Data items
════════════════════

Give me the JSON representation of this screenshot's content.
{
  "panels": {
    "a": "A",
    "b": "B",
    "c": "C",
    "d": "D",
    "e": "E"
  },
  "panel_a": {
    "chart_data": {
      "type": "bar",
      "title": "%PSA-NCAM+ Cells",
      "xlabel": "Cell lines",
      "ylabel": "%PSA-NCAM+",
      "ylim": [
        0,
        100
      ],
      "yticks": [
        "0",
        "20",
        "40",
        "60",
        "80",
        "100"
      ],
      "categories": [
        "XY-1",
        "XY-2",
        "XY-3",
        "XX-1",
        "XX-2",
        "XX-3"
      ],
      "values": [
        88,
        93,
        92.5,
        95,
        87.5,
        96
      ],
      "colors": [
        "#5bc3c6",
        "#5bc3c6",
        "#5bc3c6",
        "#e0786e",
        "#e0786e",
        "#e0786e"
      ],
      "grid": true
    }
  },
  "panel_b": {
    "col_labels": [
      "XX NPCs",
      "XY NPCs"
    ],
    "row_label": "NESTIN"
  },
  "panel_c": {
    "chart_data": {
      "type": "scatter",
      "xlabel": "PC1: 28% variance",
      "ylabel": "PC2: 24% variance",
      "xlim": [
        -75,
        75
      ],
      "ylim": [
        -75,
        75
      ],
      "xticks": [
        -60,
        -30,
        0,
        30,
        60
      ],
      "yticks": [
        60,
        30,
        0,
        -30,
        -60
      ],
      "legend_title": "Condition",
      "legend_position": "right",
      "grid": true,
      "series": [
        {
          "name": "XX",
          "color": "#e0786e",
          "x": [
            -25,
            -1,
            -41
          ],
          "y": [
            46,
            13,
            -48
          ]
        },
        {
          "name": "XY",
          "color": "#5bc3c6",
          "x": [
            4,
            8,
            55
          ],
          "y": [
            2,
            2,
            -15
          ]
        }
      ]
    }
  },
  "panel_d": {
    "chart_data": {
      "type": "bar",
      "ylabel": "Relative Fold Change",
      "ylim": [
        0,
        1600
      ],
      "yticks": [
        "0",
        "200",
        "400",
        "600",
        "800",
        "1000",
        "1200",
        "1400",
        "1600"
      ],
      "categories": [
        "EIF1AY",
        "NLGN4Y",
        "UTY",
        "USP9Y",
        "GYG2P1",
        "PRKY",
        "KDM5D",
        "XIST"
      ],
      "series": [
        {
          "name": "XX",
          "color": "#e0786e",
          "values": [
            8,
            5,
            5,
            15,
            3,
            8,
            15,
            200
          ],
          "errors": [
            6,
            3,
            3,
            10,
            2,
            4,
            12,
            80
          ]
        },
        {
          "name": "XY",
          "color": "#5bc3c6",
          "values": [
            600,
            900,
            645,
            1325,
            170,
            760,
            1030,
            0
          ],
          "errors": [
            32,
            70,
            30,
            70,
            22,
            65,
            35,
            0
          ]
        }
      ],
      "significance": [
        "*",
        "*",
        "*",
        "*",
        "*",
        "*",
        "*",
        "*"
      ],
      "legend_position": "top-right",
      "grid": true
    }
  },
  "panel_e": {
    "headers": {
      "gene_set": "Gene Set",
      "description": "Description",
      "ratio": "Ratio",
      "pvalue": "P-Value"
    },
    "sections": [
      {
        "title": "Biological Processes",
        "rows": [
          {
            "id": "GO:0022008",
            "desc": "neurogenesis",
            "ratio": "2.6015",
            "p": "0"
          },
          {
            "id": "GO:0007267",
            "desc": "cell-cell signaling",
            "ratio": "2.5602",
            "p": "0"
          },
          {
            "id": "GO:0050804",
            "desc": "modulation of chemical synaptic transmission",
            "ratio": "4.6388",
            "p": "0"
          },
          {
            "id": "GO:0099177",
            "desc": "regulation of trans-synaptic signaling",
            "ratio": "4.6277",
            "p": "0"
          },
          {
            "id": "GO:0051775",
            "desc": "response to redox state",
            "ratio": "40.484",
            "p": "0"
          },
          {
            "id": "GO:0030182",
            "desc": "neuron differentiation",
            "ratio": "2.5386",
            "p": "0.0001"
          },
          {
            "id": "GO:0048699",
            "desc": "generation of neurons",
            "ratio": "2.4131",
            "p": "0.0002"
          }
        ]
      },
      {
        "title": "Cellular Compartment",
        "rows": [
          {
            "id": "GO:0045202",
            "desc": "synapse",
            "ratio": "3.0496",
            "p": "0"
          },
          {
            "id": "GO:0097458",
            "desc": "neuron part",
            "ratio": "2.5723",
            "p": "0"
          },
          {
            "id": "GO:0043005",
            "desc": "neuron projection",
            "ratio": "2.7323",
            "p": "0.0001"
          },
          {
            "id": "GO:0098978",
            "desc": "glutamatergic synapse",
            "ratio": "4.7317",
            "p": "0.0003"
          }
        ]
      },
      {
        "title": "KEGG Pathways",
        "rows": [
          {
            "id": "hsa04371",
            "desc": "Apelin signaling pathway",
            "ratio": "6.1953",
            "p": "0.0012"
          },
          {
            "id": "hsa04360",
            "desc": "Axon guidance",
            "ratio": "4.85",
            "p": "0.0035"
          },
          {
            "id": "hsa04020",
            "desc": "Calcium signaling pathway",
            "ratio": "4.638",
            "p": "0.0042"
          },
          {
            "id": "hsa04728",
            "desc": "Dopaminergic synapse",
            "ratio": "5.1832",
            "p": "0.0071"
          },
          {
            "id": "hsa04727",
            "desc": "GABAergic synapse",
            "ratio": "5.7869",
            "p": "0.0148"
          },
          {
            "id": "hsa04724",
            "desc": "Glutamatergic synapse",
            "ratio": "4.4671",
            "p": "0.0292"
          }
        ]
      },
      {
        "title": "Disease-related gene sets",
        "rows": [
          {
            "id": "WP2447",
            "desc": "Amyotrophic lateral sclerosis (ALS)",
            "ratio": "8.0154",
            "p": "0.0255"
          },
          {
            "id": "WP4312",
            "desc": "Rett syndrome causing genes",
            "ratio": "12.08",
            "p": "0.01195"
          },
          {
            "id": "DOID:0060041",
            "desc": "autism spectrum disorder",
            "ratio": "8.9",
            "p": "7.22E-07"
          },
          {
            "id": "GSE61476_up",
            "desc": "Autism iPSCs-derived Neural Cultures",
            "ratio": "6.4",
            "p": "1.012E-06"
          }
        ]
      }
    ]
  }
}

════════════════════

### [Task goal]
A single figure is the whole answer here: the number of lines in the records above that include "NCAM".

### [Problem solution]
2